> **EXERCISE BRIEF**
Go through the records and extract every line with the word "grid".

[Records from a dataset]
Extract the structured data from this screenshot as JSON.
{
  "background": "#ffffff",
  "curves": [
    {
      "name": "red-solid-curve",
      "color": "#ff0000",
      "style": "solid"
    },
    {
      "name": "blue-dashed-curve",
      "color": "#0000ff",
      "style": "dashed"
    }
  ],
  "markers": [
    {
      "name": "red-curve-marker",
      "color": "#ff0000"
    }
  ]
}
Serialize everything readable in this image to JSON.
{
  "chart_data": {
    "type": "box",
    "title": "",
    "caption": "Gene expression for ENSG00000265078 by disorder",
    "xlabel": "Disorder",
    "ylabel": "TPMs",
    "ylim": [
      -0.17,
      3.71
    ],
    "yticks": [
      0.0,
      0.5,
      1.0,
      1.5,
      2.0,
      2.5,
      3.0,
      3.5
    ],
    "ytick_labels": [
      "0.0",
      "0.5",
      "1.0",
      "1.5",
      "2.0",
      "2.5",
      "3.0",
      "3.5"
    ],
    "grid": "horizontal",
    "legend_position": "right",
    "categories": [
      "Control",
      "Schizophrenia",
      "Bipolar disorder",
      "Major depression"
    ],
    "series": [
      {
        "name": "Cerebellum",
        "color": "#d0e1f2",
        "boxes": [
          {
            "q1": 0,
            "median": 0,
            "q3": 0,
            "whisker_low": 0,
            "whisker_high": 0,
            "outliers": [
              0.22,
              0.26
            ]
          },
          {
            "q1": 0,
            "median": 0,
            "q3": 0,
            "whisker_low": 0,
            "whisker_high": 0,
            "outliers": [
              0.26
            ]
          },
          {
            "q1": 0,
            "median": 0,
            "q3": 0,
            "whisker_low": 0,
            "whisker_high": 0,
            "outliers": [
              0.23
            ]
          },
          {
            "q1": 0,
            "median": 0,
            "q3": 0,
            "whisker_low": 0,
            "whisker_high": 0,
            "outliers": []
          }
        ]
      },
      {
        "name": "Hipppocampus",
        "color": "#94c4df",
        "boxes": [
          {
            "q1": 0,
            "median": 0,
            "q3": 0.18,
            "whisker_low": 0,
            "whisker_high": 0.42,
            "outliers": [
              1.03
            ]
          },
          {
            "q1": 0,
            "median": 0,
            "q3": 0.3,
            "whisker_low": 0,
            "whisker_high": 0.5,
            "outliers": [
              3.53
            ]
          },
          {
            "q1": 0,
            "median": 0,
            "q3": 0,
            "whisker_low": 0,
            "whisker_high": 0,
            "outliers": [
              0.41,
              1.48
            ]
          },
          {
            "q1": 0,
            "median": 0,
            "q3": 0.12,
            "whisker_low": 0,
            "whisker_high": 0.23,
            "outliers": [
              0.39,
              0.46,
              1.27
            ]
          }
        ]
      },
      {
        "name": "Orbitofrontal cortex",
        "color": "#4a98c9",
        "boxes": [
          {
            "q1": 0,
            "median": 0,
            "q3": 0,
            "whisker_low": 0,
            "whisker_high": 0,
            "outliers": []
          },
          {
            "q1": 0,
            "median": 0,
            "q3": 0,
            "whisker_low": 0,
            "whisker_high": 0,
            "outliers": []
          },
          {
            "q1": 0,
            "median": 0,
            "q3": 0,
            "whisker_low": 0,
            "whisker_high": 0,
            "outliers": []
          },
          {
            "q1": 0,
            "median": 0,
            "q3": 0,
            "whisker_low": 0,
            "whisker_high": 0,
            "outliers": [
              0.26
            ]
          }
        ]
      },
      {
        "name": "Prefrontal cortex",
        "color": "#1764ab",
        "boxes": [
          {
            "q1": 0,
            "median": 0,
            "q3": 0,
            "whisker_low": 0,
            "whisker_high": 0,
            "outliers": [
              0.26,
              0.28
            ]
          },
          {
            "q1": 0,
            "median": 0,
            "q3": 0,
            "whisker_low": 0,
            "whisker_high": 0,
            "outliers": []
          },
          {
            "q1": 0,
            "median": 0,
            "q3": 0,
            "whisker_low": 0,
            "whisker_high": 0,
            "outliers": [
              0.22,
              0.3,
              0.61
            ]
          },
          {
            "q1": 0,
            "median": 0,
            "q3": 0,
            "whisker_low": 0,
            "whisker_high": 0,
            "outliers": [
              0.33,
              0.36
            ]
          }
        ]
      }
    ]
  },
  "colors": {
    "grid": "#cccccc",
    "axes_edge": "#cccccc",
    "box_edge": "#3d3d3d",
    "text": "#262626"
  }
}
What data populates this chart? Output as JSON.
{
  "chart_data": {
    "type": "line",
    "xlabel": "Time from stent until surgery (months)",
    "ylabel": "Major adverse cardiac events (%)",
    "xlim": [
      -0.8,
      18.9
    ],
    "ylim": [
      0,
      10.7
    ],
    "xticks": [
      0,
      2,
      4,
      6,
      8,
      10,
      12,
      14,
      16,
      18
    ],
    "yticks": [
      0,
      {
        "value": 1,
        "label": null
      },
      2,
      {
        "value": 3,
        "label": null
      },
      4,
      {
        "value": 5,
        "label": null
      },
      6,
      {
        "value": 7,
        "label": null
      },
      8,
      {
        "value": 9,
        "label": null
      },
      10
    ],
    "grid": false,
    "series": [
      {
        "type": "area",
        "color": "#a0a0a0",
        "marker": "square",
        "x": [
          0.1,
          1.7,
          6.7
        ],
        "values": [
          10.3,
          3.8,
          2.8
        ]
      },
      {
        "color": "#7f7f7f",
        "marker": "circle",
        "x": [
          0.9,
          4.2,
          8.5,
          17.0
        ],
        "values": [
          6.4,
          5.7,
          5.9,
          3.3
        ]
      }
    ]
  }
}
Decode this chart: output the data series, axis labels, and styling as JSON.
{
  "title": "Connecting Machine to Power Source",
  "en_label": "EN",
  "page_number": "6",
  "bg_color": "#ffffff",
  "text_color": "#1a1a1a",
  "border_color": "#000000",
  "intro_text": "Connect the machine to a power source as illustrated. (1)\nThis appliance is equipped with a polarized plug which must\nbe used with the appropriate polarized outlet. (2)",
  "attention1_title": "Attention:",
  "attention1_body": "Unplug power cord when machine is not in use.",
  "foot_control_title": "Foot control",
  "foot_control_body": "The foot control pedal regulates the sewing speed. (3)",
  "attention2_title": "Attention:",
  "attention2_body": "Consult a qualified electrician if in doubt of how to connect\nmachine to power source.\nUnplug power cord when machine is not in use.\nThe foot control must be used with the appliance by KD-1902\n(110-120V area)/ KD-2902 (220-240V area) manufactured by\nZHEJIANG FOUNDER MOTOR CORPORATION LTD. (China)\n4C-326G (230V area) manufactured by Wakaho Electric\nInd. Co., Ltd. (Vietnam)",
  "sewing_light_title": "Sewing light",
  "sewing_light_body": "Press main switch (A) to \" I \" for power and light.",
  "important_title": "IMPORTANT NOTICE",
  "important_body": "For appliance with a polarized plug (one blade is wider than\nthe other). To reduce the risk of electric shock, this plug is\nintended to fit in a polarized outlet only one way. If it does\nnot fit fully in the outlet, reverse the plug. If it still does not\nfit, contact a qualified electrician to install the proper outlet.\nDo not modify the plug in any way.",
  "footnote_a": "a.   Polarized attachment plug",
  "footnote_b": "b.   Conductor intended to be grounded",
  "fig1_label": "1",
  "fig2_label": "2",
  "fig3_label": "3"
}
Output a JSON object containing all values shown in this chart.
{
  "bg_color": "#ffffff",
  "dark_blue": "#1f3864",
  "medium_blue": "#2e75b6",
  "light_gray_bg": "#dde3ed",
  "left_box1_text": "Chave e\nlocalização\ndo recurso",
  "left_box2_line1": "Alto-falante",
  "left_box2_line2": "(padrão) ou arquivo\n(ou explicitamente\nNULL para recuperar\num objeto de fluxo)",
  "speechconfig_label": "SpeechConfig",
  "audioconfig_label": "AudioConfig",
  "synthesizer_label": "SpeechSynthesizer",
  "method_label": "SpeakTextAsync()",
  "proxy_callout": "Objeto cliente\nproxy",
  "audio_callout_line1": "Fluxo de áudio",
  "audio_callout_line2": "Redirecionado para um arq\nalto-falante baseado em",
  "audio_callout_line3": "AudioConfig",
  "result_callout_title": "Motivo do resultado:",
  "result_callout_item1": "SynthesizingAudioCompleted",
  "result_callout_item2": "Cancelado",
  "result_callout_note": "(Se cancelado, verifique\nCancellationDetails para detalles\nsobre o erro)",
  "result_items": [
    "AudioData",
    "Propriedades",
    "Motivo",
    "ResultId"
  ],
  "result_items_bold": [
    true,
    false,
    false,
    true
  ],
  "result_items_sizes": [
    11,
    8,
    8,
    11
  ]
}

> **TASK RESULT**
    "grid": "horizontal",
    "grid": "#cccccc",
    "grid": false,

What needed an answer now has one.